DIRECTIVE: Restate the full listing word for word and leave the pictures out.

── GIVEN RECORDS ──

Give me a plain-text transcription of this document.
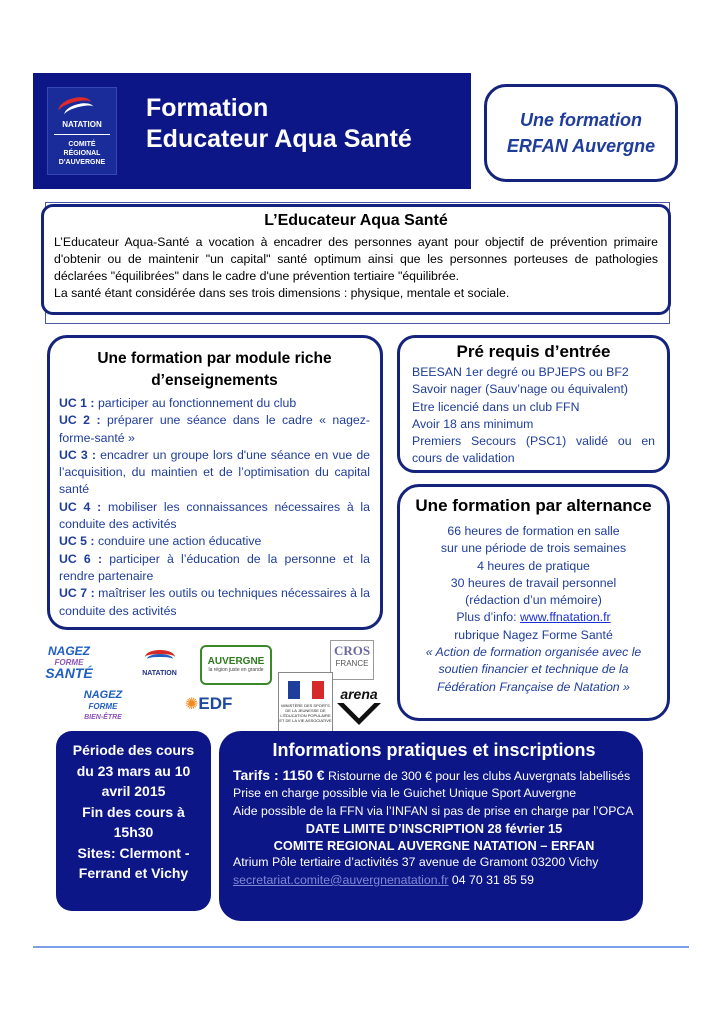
NATATION
COMITÉ
RÉGIONAL
D'AUVERGNE
Formation
Educateur Aqua Santé
Une formation
ERFAN Auvergne
L’Educateur Aqua Santé

L’Educateur Aqua-Santé a vocation à encadrer des personnes ayant pour objectif de prévention primaire d'obtenir ou de maintenir "un capital" santé optimum ainsi que les personnes porteuses de pathologies déclarées "équilibrées" dans le cadre d'une prévention tertiaire "équilibrée.
La santé étant considérée dans ses trois dimensions : physique, mentale et sociale.

Une formation par module riche d’enseignements
UC 1 : participer au fonctionnement du club
UC 2 : préparer une séance dans le cadre « nagez-forme-santé »
UC 3 : encadrer un groupe lors d'une séance en vue de l’acquisition, du maintien et de l’optimisation du capital santé
UC 4 : mobiliser les connaissances nécessaires à la conduite des activités
UC 5 : conduire une action éducative
UC 6 : participer à l’éducation de la personne et la rendre partenaire
UC 7 : maîtriser les outils ou techniques nécessaires à la conduite des activités
Pré requis d’entrée
BEESAN 1er degré ou BPJEPS ou BF2
Savoir nager (Sauv’nage ou équivalent)
Etre licencié dans un club FFN
Avoir 18 ans minimum
Premiers Secours (PSC1) validé ou en cours de validation
Une formation par alternance
66 heures de formation en salle
sur une période de trois semaines
4 heures de pratique
30 heures de travail personnel
(rédaction d’un mémoire)
Plus d’info: www.ffnatation.fr
rubrique Nagez Forme Santé
« Action de formation organisée avec le soutien financier et technique de la Fédération Française de Natation »
NAGEZ
FORME
SANTÉ	NATATION
AUVERGNE
la région juste en grande
CROS
FRANCE
NAGEZ
FORME
BIEN-ÊTRE
✺EDF	MINISTÈRE DES SPORTS DE LA JEUNESSE DE L'ÉDUCATION POPULAIRE ET DE LA VIE ASSOCIATIVE
arena
Période des cours
du 23 mars au 10
avril 2015
Fin des cours à
15h30
Sites: Clermont -
Ferrand et Vichy
Informations pratiques et inscriptions
Tarifs : 1150 € Ristourne de 300 € pour les clubs Auvergnats labellisés
Prise en charge possible via le Guichet Unique Sport Auvergne
Aide possible de la FFN via l’INFAN si pas de prise en charge par l’OPCA
DATE LIMITE D’INSCRIPTION 28 février 15
COMITE REGIONAL AUVERGNE NATATION – ERFAN
Atrium Pôle tertiaire d’activités 37 avenue de Gramont 03200 Vichy
secretariat.comite@auvergnenatation.fr 04 70 31 85 59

───

RESULT OF THIS TASK:
Give me a plain-text transcription of this document.
NATATION
COMITÉ
RÉGIONAL
D'AUVERGNE
Formation
Educateur Aqua Santé
Une formation
ERFAN Auvergne
L’Educateur Aqua Santé

L’Educateur Aqua-Santé a vocation à encadrer des personnes ayant pour objectif de prévention primaire d'obtenir ou de maintenir "un capital" santé optimum ainsi que les personnes porteuses de pathologies déclarées "équilibrées" dans le cadre d'une prévention tertiaire "équilibrée.
La santé étant considérée dans ses trois dimensions : physique, mentale et sociale.

Une formation par module riche d’enseignements
UC 1 : participer au fonctionnement du club
UC 2 : préparer une séance dans le cadre « nagez-forme-santé »
UC 3 : encadrer un groupe lors d'une séance en vue de l’acquisition, du maintien et de l’optimisation du capital santé
UC 4 : mobiliser les connaissances nécessaires à la conduite des activités
UC 5 : conduire une action éducative
UC 6 : participer à l’éducation de la personne et la rendre partenaire
UC 7 : maîtriser les outils ou techniques nécessaires à la conduite des activités
Pré requis d’entrée
BEESAN 1er degré ou BPJEPS ou BF2
Savoir nager (Sauv’nage ou équivalent)
Etre licencié dans un club FFN
Avoir 18 ans minimum
Premiers Secours (PSC1) validé ou en cours de validation
Une formation par alternance
66 heures de formation en salle
sur une période de trois semaines
4 heures de pratique
30 heures de travail personnel
(rédaction d’un mémoire)
Plus d’info: www.ffnatation.fr
rubrique Nagez Forme Santé
« Action de formation organisée avec le soutien financier et technique de la Fédération Française de Natation »
NAGEZ
FORME
SANTÉ	NATATION
AUVERGNE
la région juste en grande
CROS
FRANCE
NAGEZ
FORME
BIEN-ÊTRE
✺EDF	MINISTÈRE DES SPORTS DE LA JEUNESSE DE L'ÉDUCATION POPULAIRE ET DE LA VIE ASSOCIATIVE
arena
Période des cours
du 23 mars au 10
avril 2015
Fin des cours à
15h30
Sites: Clermont -
Ferrand et Vichy
Informations pratiques et inscriptions
Tarifs : 1150 € Ristourne de 300 € pour les clubs Auvergnats labellisés
Prise en charge possible via le Guichet Unique Sport Auvergne
Aide possible de la FFN via l’INFAN si pas de prise en charge par l’OPCA
DATE LIMITE D’INSCRIPTION 28 février 15
COMITE REGIONAL AUVERGNE NATATION – ERFAN
Atrium Pôle tertiaire d’activités 37 avenue de Gramont 03200 Vichy
secretariat.comite@auvergnenatation.fr 04 70 31 85 59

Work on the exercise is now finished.